Your task: Restate the records below word for word, and omit the images they hold.

Items:
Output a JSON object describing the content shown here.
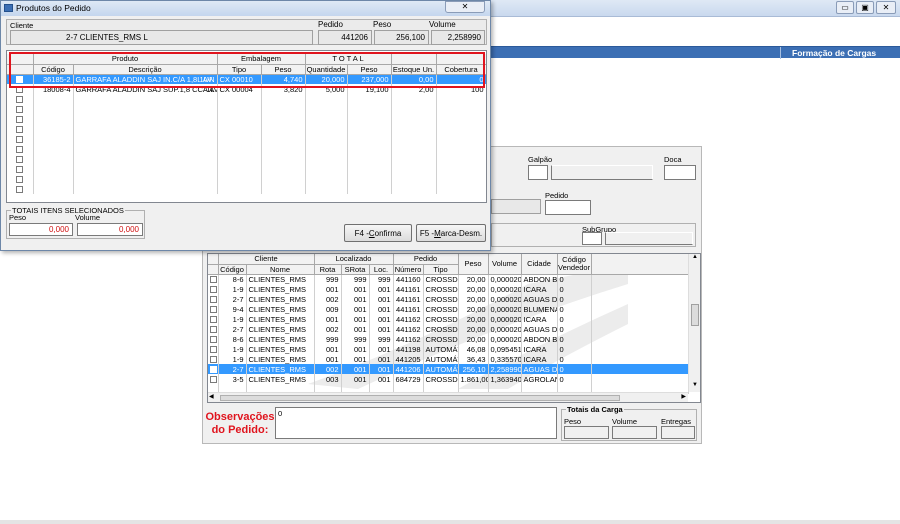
{
  "main_window": {
    "header_title": "Formação de Cargas",
    "fields": {
      "galpao_label": "Galpão",
      "doca_label": "Doca",
      "pedido_label": "Pedido",
      "subgrupo_label": "SubGrupo"
    },
    "orders_table": {
      "group_headers": {
        "cliente": "Cliente",
        "localizado": "Localizado",
        "pedido": "Pedido"
      },
      "columns": [
        "Código",
        "Nome",
        "Rota",
        "SRota",
        "Loc.",
        "Número",
        "Tipo",
        "Peso",
        "Volume",
        "Cidade",
        "Código Vendedor"
      ],
      "rows": [
        {
          "codigo": "8-6",
          "nome": "CLIENTES_RMS",
          "letra": "L",
          "rota": "999",
          "srota": "999",
          "loc": "999",
          "numero": "441160",
          "tipo": "CROSSDO(",
          "peso": "20,00",
          "volume": "0,000020",
          "cidade": "ABDON BAT",
          "vendedor": "0"
        },
        {
          "codigo": "1-9",
          "nome": "CLIENTES_RMS",
          "letra": "L",
          "rota": "001",
          "srota": "001",
          "loc": "001",
          "numero": "441161",
          "tipo": "CROSSDO(",
          "peso": "20,00",
          "volume": "0,000020",
          "cidade": "ICARA",
          "vendedor": "0"
        },
        {
          "codigo": "2-7",
          "nome": "CLIENTES_RMS",
          "letra": "L",
          "rota": "002",
          "srota": "001",
          "loc": "001",
          "numero": "441161",
          "tipo": "CROSSDO(",
          "peso": "20,00",
          "volume": "0,000020",
          "cidade": "AGUAS DE (",
          "vendedor": "0"
        },
        {
          "codigo": "9-4",
          "nome": "CLIENTES_RMS",
          "letra": "L",
          "rota": "009",
          "srota": "001",
          "loc": "001",
          "numero": "441161",
          "tipo": "CROSSDO(",
          "peso": "20,00",
          "volume": "0,000020",
          "cidade": "BLUMENAU",
          "vendedor": "0"
        },
        {
          "codigo": "1-9",
          "nome": "CLIENTES_RMS",
          "letra": "L",
          "rota": "001",
          "srota": "001",
          "loc": "001",
          "numero": "441162",
          "tipo": "CROSSDO(",
          "peso": "20,00",
          "volume": "0,000020",
          "cidade": "ICARA",
          "vendedor": "0"
        },
        {
          "codigo": "2-7",
          "nome": "CLIENTES_RMS",
          "letra": "L",
          "rota": "002",
          "srota": "001",
          "loc": "001",
          "numero": "441162",
          "tipo": "CROSSDO(",
          "peso": "20,00",
          "volume": "0,000020",
          "cidade": "AGUAS DE (",
          "vendedor": "0"
        },
        {
          "codigo": "8-6",
          "nome": "CLIENTES_RMS",
          "letra": "L",
          "rota": "999",
          "srota": "999",
          "loc": "999",
          "numero": "441162",
          "tipo": "CROSSDO(",
          "peso": "20,00",
          "volume": "0,000020",
          "cidade": "ABDON BAT",
          "vendedor": "0"
        },
        {
          "codigo": "1-9",
          "nome": "CLIENTES_RMS",
          "letra": "L",
          "rota": "001",
          "srota": "001",
          "loc": "001",
          "numero": "441198",
          "tipo": "AUTOMÁTI",
          "peso": "46,08",
          "volume": "0,095451",
          "cidade": "ICARA",
          "vendedor": "0"
        },
        {
          "codigo": "1-9",
          "nome": "CLIENTES_RMS",
          "letra": "L",
          "rota": "001",
          "srota": "001",
          "loc": "001",
          "numero": "441205",
          "tipo": "AUTOMÁTI",
          "peso": "36,43",
          "volume": "0,335570",
          "cidade": "ICARA",
          "vendedor": "0"
        },
        {
          "codigo": "2-7",
          "nome": "CLIENTES_RMS",
          "letra": "L",
          "rota": "002",
          "srota": "001",
          "loc": "001",
          "numero": "441206",
          "tipo": "AUTOMÁTI",
          "peso": "256,10",
          "volume": "2,258990",
          "cidade": "AGUAS DE (",
          "vendedor": "0"
        },
        {
          "codigo": "3-5",
          "nome": "CLIENTES_RMS",
          "letra": "L",
          "rota": "003",
          "srota": "001",
          "loc": "001",
          "numero": "684729",
          "tipo": "CROSSDO(",
          "peso": "1.861,00",
          "volume": "1,363940",
          "cidade": "AGROLANDI",
          "vendedor": "0"
        }
      ],
      "selected_index": 9
    },
    "observacoes_label": "Observações do Pedido:",
    "observacoes_value": "0",
    "totais_carga": {
      "title": "Totais da Carga",
      "peso": "Peso",
      "volume": "Volume",
      "entregas": "Entregas"
    }
  },
  "dialog": {
    "title": "Produtos do Pedido",
    "header": {
      "cliente_label": "Cliente",
      "cliente_value": "2-7  CLIENTES_RMS    L",
      "pedido_label": "Pedido",
      "pedido_value": "441206",
      "peso_label": "Peso",
      "peso_value": "256,100",
      "volume_label": "Volume",
      "volume_value": "2,258990"
    },
    "products_table": {
      "group_headers": {
        "produto": "Produto",
        "embalagem": "Embalagem",
        "total": "T O T A L"
      },
      "columns": [
        "Código",
        "Descrição",
        "Tipo",
        "Peso",
        "Quantidade",
        "Peso",
        "Estoque Un.",
        "Cobertura"
      ],
      "rows": [
        {
          "codigo": "36185-2",
          "descricao": "GARRAFA ALADDIN SAJ IN.C/A 1,8L AV",
          "un": "1UN",
          "tipo": "CX 00010",
          "peso": "4,740",
          "quantidade": "20,000",
          "peso_total": "237,000",
          "estoque": "0,00",
          "cobertura": "0"
        },
        {
          "codigo": "18008-4",
          "descricao": "GARRAFA ALADDIN SAJ SUP.1,8 CCA AV",
          "un": "1L",
          "tipo": "CX 00004",
          "peso": "3,820",
          "quantidade": "5,000",
          "peso_total": "19,100",
          "estoque": "2,00",
          "cobertura": "100"
        }
      ]
    },
    "totais_selecionados": {
      "title": "TOTAIS ITENS SELECIONADOS",
      "peso_label": "Peso",
      "volume_label": "Volume",
      "peso_value": "0,000",
      "volume_value": "0,000"
    },
    "buttons": {
      "confirma_prefix": "F4 - ",
      "confirma_key": "C",
      "confirma_rest": "onfirma",
      "marca_prefix": "F5 - ",
      "marca_key": "M",
      "marca_rest": "arca-Desm."
    }
  },
  "colors": {
    "selection": "#3399ff",
    "header_bar": "#3c6fb4",
    "highlight_border": "#e0141e",
    "alert_text": "#e0141e",
    "total_value": "#d01010"
  }
}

Full solution:
Output a JSON object describing the content shown here.
{
  "main_window": {
    "header_title": "Formação de Cargas",
    "fields": {
      "galpao_label": "Galpão",
      "doca_label": "Doca",
      "pedido_label": "Pedido",
      "subgrupo_label": "SubGrupo"
    },
    "orders_table": {
      "group_headers": {
        "cliente": "Cliente",
        "localizado": "Localizado",
        "pedido": "Pedido"
      },
      "columns": [
        "Código",
        "Nome",
        "Rota",
        "SRota",
        "Loc.",
        "Número",
        "Tipo",
        "Peso",
        "Volume",
        "Cidade",
        "Código Vendedor"
      ],
      "rows": [
        {
          "codigo": "8-6",
          "nome": "CLIENTES_RMS",
          "letra": "L",
          "rota": "999",
          "srota": "999",
          "loc": "999",
          "numero": "441160",
          "tipo": "CROSSDO(",
          "peso": "20,00",
          "volume": "0,000020",
          "cidade": "ABDON BAT",
          "vendedor": "0"
        },
        {
          "codigo": "1-9",
          "nome": "CLIENTES_RMS",
          "letra": "L",
          "rota": "001",
          "srota": "001",
          "loc": "001",
          "numero": "441161",
          "tipo": "CROSSDO(",
          "peso": "20,00",
          "volume": "0,000020",
          "cidade": "ICARA",
          "vendedor": "0"
        },
        {
          "codigo": "2-7",
          "nome": "CLIENTES_RMS",
          "letra": "L",
          "rota": "002",
          "srota": "001",
          "loc": "001",
          "numero": "441161",
          "tipo": "CROSSDO(",
          "peso": "20,00",
          "volume": "0,000020",
          "cidade": "AGUAS DE (",
          "vendedor": "0"
        },
        {
          "codigo": "9-4",
          "nome": "CLIENTES_RMS",
          "letra": "L",
          "rota": "009",
          "srota": "001",
          "loc": "001",
          "numero": "441161",
          "tipo": "CROSSDO(",
          "peso": "20,00",
          "volume": "0,000020",
          "cidade": "BLUMENAU",
          "vendedor": "0"
        },
        {
          "codigo": "1-9",
          "nome": "CLIENTES_RMS",
          "letra": "L",
          "rota": "001",
          "srota": "001",
          "loc": "001",
          "numero": "441162",
          "tipo": "CROSSDO(",
          "peso": "20,00",
          "volume": "0,000020",
          "cidade": "ICARA",
          "vendedor": "0"
        },
        {
          "codigo": "2-7",
          "nome": "CLIENTES_RMS",
          "letra": "L",
          "rota": "002",
          "srota": "001",
          "loc": "001",
          "numero": "441162",
          "tipo": "CROSSDO(",
          "peso": "20,00",
          "volume": "0,000020",
          "cidade": "AGUAS DE (",
          "vendedor": "0"
        },
        {
          "codigo": "8-6",
          "nome": "CLIENTES_RMS",
          "letra": "L",
          "rota": "999",
          "srota": "999",
          "loc": "999",
          "numero": "441162",
          "tipo": "CROSSDO(",
          "peso": "20,00",
          "volume": "0,000020",
          "cidade": "ABDON BAT",
          "vendedor": "0"
        },
        {
          "codigo": "1-9",
          "nome": "CLIENTES_RMS",
          "letra": "L",
          "rota": "001",
          "srota": "001",
          "loc": "001",
          "numero": "441198",
          "tipo": "AUTOMÁTI",
          "peso": "46,08",
          "volume": "0,095451",
          "cidade": "ICARA",
          "vendedor": "0"
        },
        {
          "codigo": "1-9",
          "nome": "CLIENTES_RMS",
          "letra": "L",
          "rota": "001",
          "srota": "001",
          "loc": "001",
          "numero": "441205",
          "tipo": "AUTOMÁTI",
          "peso": "36,43",
          "volume": "0,335570",
          "cidade": "ICARA",
          "vendedor": "0"
        },
        {
          "codigo": "2-7",
          "nome": "CLIENTES_RMS",
          "letra": "L",
          "rota": "002",
          "srota": "001",
          "loc": "001",
          "numero": "441206",
          "tipo": "AUTOMÁTI",
          "peso": "256,10",
          "volume": "2,258990",
          "cidade": "AGUAS DE (",
          "vendedor": "0"
        },
        {
          "codigo": "3-5",
          "nome": "CLIENTES_RMS",
          "letra": "L",
          "rota": "003",
          "srota": "001",
          "loc": "001",
          "numero": "684729",
          "tipo": "CROSSDO(",
          "peso": "1.861,00",
          "volume": "1,363940",
          "cidade": "AGROLANDI",
          "vendedor": "0"
        }
      ],
      "selected_index": 9
    },
    "observacoes_label": "Observações do Pedido:",
    "observacoes_value": "0",
    "totais_carga": {
      "title": "Totais da Carga",
      "peso": "Peso",
      "volume": "Volume",
      "entregas": "Entregas"
    }
  },
  "dialog": {
    "title": "Produtos do Pedido",
    "header": {
      "cliente_label": "Cliente",
      "cliente_value": "2-7  CLIENTES_RMS    L",
      "pedido_label": "Pedido",
      "pedido_value": "441206",
      "peso_label": "Peso",
      "peso_value": "256,100",
      "volume_label": "Volume",
      "volume_value": "2,258990"
    },
    "products_table": {
      "group_headers": {
        "produto": "Produto",
        "embalagem": "Embalagem",
        "total": "T O T A L"
      },
      "columns": [
        "Código",
        "Descrição",
        "Tipo",
        "Peso",
        "Quantidade",
        "Peso",
        "Estoque Un.",
        "Cobertura"
      ],
      "rows": [
        {
          "codigo": "36185-2",
          "descricao": "GARRAFA ALADDIN SAJ IN.C/A 1,8L AV",
          "un": "1UN",
          "tipo": "CX 00010",
          "peso": "4,740",
          "quantidade": "20,000",
          "peso_total": "237,000",
          "estoque": "0,00",
          "cobertura": "0"
        },
        {
          "codigo": "18008-4",
          "descricao": "GARRAFA ALADDIN SAJ SUP.1,8 CCA AV",
          "un": "1L",
          "tipo": "CX 00004",
          "peso": "3,820",
          "quantidade": "5,000",
          "peso_total": "19,100",
          "estoque": "2,00",
          "cobertura": "100"
        }
      ]
    },
    "totais_selecionados": {
      "title": "TOTAIS ITENS SELECIONADOS",
      "peso_label": "Peso",
      "volume_label": "Volume",
      "peso_value": "0,000",
      "volume_value": "0,000"
    },
    "buttons": {
      "confirma_prefix": "F4 - ",
      "confirma_key": "C",
      "confirma_rest": "onfirma",
      "marca_prefix": "F5 - ",
      "marca_key": "M",
      "marca_rest": "arca-Desm."
    }
  },
  "colors": {
    "selection": "#3399ff",
    "header_bar": "#3c6fb4",
    "highlight_border": "#e0141e",
    "alert_text": "#e0141e",
    "total_value": "#d01010"
  }
}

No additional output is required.